:: WORK TO BE COMPLETED ::
Retype all of the entries word for word.

(Figure collection entries)
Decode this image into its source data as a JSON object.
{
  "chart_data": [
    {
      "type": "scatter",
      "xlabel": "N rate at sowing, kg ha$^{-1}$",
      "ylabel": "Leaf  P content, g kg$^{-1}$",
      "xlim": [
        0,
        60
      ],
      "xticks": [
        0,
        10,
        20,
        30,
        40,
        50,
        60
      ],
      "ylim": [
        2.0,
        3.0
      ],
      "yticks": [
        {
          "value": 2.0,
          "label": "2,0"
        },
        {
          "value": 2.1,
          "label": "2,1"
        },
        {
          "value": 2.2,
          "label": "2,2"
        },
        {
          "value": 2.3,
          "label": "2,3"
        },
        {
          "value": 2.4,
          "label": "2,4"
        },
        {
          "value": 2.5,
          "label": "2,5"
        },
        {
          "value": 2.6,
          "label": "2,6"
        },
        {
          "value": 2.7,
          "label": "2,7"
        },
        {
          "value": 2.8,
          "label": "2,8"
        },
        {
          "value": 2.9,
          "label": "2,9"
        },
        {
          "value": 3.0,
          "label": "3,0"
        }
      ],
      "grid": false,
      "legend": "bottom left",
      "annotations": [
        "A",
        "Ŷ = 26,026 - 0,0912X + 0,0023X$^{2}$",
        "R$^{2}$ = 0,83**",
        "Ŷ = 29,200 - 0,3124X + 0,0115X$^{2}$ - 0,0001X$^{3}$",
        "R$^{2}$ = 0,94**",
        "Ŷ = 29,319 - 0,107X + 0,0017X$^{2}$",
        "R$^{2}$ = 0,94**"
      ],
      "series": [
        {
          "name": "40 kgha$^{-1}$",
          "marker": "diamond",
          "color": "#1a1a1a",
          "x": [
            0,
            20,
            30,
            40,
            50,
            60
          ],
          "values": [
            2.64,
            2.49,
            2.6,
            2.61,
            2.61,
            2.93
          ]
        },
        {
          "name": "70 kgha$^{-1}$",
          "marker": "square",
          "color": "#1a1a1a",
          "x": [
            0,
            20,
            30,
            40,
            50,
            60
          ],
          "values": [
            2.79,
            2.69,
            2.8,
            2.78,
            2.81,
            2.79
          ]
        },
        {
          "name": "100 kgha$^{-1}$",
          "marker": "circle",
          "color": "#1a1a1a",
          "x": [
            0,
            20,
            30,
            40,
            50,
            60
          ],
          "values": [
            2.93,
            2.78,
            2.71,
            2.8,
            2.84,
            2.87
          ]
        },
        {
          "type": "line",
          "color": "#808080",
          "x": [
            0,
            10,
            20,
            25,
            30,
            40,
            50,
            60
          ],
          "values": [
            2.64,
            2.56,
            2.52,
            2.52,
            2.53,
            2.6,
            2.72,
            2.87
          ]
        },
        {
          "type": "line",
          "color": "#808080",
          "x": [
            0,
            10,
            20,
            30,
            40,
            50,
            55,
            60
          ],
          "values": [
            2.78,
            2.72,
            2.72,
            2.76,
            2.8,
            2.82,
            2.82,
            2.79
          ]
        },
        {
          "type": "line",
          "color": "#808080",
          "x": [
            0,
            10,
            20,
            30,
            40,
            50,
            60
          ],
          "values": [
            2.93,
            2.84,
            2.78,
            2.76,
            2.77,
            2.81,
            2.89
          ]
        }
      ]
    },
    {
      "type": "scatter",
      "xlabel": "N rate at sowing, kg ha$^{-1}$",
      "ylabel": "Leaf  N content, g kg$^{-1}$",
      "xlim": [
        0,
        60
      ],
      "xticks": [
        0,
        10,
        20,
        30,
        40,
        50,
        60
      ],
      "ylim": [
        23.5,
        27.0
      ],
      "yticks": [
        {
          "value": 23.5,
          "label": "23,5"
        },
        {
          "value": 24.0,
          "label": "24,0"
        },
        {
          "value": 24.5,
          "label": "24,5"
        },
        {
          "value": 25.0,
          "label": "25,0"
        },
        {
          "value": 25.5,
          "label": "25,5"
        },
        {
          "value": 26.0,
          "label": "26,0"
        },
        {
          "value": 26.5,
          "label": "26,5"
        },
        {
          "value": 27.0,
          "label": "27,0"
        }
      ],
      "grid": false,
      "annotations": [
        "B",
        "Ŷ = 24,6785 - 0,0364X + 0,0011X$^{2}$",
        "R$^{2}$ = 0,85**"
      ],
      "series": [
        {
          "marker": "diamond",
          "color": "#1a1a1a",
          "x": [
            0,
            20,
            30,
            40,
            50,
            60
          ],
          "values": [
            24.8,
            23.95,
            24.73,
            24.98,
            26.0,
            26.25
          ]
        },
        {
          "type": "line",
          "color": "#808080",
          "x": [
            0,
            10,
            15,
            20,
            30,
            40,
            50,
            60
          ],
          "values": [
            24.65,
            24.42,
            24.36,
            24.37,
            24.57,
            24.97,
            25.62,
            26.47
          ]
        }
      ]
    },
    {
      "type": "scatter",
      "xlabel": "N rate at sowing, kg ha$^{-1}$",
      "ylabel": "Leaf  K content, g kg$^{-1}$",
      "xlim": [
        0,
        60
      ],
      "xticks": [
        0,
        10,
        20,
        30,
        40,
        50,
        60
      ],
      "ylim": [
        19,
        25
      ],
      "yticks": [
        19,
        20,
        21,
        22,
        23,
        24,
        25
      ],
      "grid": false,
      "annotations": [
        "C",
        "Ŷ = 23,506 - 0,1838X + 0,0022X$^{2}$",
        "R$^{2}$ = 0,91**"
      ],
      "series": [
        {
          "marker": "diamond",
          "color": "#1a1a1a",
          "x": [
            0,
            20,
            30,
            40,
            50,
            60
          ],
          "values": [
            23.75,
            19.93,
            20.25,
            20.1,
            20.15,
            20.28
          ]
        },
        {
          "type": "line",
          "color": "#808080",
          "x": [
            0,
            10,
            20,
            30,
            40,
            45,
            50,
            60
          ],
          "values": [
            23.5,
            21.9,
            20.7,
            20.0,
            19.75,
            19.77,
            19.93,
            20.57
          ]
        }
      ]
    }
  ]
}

:: RIGHT ANSWER ::
Decode this image into its source data as a JSON object.
{
  "chart_data": [
    {
      "type": "scatter",
      "xlabel": "N rate at sowing, kg ha$^{-1}$",
      "ylabel": "Leaf  P content, g kg$^{-1}$",
      "xlim": [
        0,
        60
      ],
      "xticks": [
        0,
        10,
        20,
        30,
        40,
        50,
        60
      ],
      "ylim": [
        2.0,
        3.0
      ],
      "yticks": [
        {
          "value": 2.0,
          "label": "2,0"
        },
        {
          "value": 2.1,
          "label": "2,1"
        },
        {
          "value": 2.2,
          "label": "2,2"
        },
        {
          "value": 2.3,
          "label": "2,3"
        },
        {
          "value": 2.4,
          "label": "2,4"
        },
        {
          "value": 2.5,
          "label": "2,5"
        },
        {
          "value": 2.6,
          "label": "2,6"
        },
        {
          "value": 2.7,
          "label": "2,7"
        },
        {
          "value": 2.8,
          "label": "2,8"
        },
        {
          "value": 2.9,
          "label": "2,9"
        },
        {
          "value": 3.0,
          "label": "3,0"
        }
      ],
      "grid": false,
      "legend": "bottom left",
      "annotations": [
        "A",
        "Ŷ = 26,026 - 0,0912X + 0,0023X$^{2}$",
        "R$^{2}$ = 0,83**",
        "Ŷ = 29,200 - 0,3124X + 0,0115X$^{2}$ - 0,0001X$^{3}$",
        "R$^{2}$ = 0,94**",
        "Ŷ = 29,319 - 0,107X + 0,0017X$^{2}$",
        "R$^{2}$ = 0,94**"
      ],
      "series": [
        {
          "name": "40 kgha$^{-1}$",
          "marker": "diamond",
          "color": "#1a1a1a",
          "x": [
            0,
            20,
            30,
            40,
            50,
            60
          ],
          "values": [
            2.64,
            2.49,
            2.6,
            2.61,
            2.61,
            2.93
          ]
        },
        {
          "name": "70 kgha$^{-1}$",
          "marker": "square",
          "color": "#1a1a1a",
          "x": [
            0,
            20,
            30,
            40,
            50,
            60
          ],
          "values": [
            2.79,
            2.69,
            2.8,
            2.78,
            2.81,
            2.79
          ]
        },
        {
          "name": "100 kgha$^{-1}$",
          "marker": "circle",
          "color": "#1a1a1a",
          "x": [
            0,
            20,
            30,
            40,
            50,
            60
          ],
          "values": [
            2.93,
            2.78,
            2.71,
            2.8,
            2.84,
            2.87
          ]
        },
        {
          "type": "line",
          "color": "#808080",
          "x": [
            0,
            10,
            20,
            25,
            30,
            40,
            50,
            60
          ],
          "values": [
            2.64,
            2.56,
            2.52,
            2.52,
            2.53,
            2.6,
            2.72,
            2.87
          ]
        },
        {
          "type": "line",
          "color": "#808080",
          "x": [
            0,
            10,
            20,
            30,
            40,
            50,
            55,
            60
          ],
          "values": [
            2.78,
            2.72,
            2.72,
            2.76,
            2.8,
            2.82,
            2.82,
            2.79
          ]
        },
        {
          "type": "line",
          "color": "#808080",
          "x": [
            0,
            10,
            20,
            30,
            40,
            50,
            60
          ],
          "values": [
            2.93,
            2.84,
            2.78,
            2.76,
            2.77,
            2.81,
            2.89
          ]
        }
      ]
    },
    {
      "type": "scatter",
      "xlabel": "N rate at sowing, kg ha$^{-1}$",
      "ylabel": "Leaf  N content, g kg$^{-1}$",
      "xlim": [
        0,
        60
      ],
      "xticks": [
        0,
        10,
        20,
        30,
        40,
        50,
        60
      ],
      "ylim": [
        23.5,
        27.0
      ],
      "yticks": [
        {
          "value": 23.5,
          "label": "23,5"
        },
        {
          "value": 24.0,
          "label": "24,0"
        },
        {
          "value": 24.5,
          "label": "24,5"
        },
        {
          "value": 25.0,
          "label": "25,0"
        },
        {
          "value": 25.5,
          "label": "25,5"
        },
        {
          "value": 26.0,
          "label": "26,0"
        },
        {
          "value": 26.5,
          "label": "26,5"
        },
        {
          "value": 27.0,
          "label": "27,0"
        }
      ],
      "grid": false,
      "annotations": [
        "B",
        "Ŷ = 24,6785 - 0,0364X + 0,0011X$^{2}$",
        "R$^{2}$ = 0,85**"
      ],
      "series": [
        {
          "marker": "diamond",
          "color": "#1a1a1a",
          "x": [
            0,
            20,
            30,
            40,
            50,
            60
          ],
          "values": [
            24.8,
            23.95,
            24.73,
            24.98,
            26.0,
            26.25
          ]
        },
        {
          "type": "line",
          "color": "#808080",
          "x": [
            0,
            10,
            15,
            20,
            30,
            40,
            50,
            60
          ],
          "values": [
            24.65,
            24.42,
            24.36,
            24.37,
            24.57,
            24.97,
            25.62,
            26.47
          ]
        }
      ]
    },
    {
      "type": "scatter",
      "xlabel": "N rate at sowing, kg ha$^{-1}$",
      "ylabel": "Leaf  K content, g kg$^{-1}$",
      "xlim": [
        0,
        60
      ],
      "xticks": [
        0,
        10,
        20,
        30,
        40,
        50,
        60
      ],
      "ylim": [
        19,
        25
      ],
      "yticks": [
        19,
        20,
        21,
        22,
        23,
        24,
        25
      ],
      "grid": false,
      "annotations": [
        "C",
        "Ŷ = 23,506 - 0,1838X + 0,0022X$^{2}$",
        "R$^{2}$ = 0,91**"
      ],
      "series": [
        {
          "marker": "diamond",
          "color": "#1a1a1a",
          "x": [
            0,
            20,
            30,
            40,
            50,
            60
          ],
          "values": [
            23.75,
            19.93,
            20.25,
            20.1,
            20.15,
            20.28
          ]
        },
        {
          "type": "line",
          "color": "#808080",
          "x": [
            0,
            10,
            20,
            30,
            40,
            45,
            50,
            60
          ],
          "values": [
            23.5,
            21.9,
            20.7,
            20.0,
            19.75,
            19.77,
            19.93,
            20.57
          ]
        }
      ]
    }
  ]
}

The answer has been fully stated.